==== Material provided ====

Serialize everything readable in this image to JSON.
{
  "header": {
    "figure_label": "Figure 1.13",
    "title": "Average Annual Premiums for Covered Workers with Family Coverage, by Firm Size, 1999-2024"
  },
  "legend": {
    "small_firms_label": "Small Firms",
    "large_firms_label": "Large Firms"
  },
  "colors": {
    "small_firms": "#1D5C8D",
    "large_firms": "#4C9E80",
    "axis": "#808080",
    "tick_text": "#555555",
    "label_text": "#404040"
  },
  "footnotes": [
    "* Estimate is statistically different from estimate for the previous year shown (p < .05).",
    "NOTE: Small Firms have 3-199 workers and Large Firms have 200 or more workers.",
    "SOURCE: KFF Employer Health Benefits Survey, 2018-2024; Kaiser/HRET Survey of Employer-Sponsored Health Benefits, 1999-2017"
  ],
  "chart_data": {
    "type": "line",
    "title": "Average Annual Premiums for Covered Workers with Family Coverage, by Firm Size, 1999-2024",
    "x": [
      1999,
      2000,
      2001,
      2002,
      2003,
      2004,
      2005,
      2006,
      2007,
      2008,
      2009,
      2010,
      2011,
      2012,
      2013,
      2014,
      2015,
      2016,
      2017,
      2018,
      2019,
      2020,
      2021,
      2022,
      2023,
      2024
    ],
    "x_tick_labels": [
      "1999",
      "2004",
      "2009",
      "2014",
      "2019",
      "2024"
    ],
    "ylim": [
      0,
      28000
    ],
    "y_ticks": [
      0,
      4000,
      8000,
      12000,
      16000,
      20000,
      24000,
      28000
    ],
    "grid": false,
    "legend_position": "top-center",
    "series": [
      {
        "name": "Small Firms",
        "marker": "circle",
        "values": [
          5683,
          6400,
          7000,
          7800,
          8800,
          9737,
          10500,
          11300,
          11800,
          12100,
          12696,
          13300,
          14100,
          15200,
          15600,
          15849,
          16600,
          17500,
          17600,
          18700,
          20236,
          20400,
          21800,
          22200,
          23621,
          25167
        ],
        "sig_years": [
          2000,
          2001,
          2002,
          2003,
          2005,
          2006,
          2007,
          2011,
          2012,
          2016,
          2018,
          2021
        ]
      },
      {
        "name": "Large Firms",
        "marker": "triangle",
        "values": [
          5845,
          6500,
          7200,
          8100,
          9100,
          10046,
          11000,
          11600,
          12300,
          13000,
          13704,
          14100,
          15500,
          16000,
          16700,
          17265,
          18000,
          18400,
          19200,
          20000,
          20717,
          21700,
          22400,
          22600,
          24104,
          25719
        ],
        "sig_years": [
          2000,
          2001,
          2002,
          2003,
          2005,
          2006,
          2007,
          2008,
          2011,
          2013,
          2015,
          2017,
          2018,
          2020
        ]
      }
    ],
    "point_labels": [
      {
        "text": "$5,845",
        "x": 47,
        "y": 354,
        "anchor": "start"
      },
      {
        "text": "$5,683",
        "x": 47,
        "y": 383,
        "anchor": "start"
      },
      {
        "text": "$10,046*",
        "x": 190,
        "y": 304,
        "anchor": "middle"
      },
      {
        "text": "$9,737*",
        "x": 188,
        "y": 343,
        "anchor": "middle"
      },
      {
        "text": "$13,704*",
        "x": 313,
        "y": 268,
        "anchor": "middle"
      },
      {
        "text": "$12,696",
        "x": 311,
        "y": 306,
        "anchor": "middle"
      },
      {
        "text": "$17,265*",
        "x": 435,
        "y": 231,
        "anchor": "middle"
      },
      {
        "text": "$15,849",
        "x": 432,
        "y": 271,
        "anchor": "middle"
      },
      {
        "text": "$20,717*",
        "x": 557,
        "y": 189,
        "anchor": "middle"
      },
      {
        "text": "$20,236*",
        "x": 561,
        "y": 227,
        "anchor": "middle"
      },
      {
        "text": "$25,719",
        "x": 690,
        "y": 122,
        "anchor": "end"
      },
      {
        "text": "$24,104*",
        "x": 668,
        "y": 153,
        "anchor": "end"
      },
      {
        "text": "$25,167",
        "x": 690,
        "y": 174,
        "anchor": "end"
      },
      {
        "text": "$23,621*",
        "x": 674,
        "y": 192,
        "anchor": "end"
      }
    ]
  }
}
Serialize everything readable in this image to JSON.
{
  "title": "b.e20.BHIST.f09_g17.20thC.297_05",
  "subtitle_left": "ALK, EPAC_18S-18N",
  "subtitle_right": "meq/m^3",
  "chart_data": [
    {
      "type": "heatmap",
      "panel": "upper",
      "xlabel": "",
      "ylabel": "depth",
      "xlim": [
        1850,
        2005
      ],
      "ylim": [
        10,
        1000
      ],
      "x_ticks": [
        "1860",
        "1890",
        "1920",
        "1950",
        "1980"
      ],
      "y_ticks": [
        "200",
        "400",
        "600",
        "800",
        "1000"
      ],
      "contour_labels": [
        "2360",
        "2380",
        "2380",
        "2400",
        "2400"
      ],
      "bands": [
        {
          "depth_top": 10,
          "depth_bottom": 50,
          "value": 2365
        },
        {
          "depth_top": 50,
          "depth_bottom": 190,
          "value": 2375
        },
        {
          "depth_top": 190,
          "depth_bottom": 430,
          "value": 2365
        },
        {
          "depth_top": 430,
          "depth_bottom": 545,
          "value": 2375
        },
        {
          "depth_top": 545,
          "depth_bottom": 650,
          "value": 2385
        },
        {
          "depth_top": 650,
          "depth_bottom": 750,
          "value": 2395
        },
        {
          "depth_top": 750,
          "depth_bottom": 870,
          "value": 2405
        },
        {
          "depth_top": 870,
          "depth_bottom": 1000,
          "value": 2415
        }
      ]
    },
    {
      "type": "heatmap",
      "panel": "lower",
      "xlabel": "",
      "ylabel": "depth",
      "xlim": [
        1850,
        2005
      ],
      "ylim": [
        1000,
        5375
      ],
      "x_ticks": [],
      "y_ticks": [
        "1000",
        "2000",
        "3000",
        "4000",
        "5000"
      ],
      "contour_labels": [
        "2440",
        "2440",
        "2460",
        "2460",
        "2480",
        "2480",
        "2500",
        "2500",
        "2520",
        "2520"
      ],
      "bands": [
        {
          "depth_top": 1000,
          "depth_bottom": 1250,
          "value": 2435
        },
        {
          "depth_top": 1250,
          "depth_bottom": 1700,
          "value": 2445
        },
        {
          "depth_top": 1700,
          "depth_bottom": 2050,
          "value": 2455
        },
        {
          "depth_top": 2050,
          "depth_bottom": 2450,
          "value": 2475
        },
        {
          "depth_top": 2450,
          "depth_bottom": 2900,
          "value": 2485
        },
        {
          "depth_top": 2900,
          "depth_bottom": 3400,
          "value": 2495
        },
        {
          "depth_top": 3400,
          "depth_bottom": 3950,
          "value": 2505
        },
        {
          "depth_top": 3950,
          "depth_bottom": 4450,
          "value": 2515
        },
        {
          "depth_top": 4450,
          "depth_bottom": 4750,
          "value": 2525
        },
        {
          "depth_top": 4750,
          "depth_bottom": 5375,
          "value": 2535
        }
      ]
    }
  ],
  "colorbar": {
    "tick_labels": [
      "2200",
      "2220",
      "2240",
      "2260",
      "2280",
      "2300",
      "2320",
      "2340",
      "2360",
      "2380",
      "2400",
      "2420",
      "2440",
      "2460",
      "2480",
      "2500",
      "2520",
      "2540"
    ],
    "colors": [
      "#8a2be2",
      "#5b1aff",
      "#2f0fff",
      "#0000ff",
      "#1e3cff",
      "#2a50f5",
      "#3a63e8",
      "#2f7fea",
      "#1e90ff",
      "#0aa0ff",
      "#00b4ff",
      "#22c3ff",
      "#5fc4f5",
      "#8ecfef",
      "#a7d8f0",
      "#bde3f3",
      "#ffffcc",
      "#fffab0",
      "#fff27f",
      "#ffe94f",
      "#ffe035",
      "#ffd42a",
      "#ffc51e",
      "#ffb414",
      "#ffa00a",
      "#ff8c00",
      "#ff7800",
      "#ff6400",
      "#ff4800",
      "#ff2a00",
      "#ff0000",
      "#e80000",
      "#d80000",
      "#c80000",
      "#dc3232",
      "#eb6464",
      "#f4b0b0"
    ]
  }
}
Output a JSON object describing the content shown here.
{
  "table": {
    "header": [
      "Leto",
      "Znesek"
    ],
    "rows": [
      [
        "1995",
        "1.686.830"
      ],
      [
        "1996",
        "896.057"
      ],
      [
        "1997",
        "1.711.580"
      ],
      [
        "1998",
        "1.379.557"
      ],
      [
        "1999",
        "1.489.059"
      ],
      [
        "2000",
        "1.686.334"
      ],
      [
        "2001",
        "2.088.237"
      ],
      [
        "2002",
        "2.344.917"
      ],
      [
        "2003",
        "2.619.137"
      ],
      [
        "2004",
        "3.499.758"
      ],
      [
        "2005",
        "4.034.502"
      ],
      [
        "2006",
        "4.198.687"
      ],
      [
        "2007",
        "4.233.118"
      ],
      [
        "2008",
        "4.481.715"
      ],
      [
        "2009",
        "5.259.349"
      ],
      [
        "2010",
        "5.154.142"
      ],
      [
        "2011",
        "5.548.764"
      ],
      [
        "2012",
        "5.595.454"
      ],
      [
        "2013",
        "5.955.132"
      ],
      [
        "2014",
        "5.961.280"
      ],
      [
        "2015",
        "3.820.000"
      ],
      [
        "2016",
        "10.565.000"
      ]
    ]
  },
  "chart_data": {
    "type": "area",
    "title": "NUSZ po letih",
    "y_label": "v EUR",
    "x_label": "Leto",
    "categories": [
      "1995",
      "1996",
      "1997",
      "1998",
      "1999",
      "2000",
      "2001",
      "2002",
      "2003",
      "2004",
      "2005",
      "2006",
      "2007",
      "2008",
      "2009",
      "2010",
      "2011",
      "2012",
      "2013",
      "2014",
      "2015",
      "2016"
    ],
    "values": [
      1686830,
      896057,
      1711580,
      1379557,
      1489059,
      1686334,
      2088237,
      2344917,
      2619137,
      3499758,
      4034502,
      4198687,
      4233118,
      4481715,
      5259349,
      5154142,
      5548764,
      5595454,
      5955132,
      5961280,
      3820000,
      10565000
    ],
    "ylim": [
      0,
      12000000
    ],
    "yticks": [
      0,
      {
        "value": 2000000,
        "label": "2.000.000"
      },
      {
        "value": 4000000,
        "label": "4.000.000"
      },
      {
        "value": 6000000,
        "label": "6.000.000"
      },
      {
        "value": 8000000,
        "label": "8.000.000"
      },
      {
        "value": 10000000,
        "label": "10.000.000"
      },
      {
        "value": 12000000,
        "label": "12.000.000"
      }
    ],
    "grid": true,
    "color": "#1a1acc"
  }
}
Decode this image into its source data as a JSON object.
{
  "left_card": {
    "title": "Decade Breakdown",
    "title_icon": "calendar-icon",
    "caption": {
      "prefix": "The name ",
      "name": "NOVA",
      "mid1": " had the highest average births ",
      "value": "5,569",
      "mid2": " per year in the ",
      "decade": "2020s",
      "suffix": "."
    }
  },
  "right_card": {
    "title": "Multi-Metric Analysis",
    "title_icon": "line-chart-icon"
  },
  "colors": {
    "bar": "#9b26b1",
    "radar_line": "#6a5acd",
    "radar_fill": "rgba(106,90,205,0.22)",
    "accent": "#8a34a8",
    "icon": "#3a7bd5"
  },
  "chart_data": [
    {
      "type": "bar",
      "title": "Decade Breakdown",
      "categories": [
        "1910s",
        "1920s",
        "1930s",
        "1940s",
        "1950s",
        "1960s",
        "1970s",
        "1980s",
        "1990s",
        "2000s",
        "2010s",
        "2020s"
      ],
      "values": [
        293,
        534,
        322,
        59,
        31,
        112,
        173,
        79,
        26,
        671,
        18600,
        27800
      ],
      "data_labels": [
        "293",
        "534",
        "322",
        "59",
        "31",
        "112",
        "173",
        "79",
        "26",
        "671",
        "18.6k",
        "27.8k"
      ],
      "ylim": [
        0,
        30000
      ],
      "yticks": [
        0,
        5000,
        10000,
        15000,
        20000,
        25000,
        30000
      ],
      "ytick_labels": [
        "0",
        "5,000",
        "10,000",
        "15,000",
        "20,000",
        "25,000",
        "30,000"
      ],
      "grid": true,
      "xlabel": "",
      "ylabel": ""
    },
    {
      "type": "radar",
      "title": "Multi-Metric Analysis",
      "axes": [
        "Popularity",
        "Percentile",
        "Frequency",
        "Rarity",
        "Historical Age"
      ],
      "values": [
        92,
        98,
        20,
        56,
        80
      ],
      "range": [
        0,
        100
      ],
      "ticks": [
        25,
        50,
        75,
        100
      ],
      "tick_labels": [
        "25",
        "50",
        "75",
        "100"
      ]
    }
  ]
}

====

§ Set problem:
Using the records above, copy every line that has the word "with" in it.

§ Correct result:
    "title": "Average Annual Premiums for Covered Workers with Family Coverage, by Firm Size, 1999-2024"
    "title": "Average Annual Premiums for Covered Workers with Family Coverage, by Firm Size, 1999-2024",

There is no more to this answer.